The exercise: Of the lines in the entries below, state how many hold the word "Heat". Say nothing else.

Provided data:
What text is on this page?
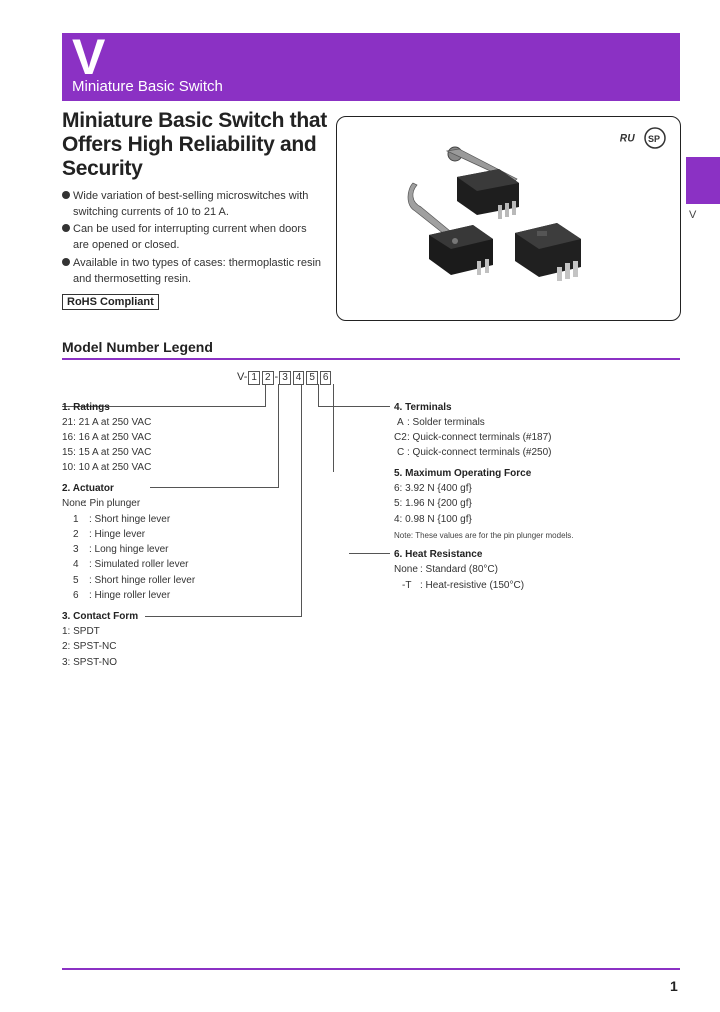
V
Miniature Basic Switch
V
Miniature Basic Switch that
Offers High Reliability and
Security
Wide variation of best-selling microswitches with
switching currents of 10 to 21 A.
Can be used for interrupting current when doors
are opened or closed.
Available in two types of cases: thermoplastic resin
and thermosetting resin.
RoHS Compliant
ᴿᵁ SP
Model Number Legend
V- 1 2 - 3 4 5 6
1. Ratings
21: 21 A at 250 VAC
16: 16 A at 250 VAC
15: 15 A at 250 VAC
10: 10 A at 250 VAC
2. Actuator
None
: Pin plunger
1 : Short hinge lever
2 : Hinge lever
3 : Long hinge lever
4 : Simulated roller lever
5 : Short hinge roller lever
6 : Hinge roller lever
3. Contact Form
1: SPDT
2: SPST-NC
3: SPST-NO
4. Terminals
A : Solder terminals
C2 : Quick-connect terminals (#187)
C : Quick-connect terminals (#250)
5. Maximum Operating Force
6: 3.92 N {400 gf}
5: 1.96 N {200 gf}
4: 0.98 N {100 gf}
Note: These values are for the pin plunger models.
6. Heat Resistance
None : Standard (80°C)
-T : Heat-resistive (150°C)
1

Exercise output: 2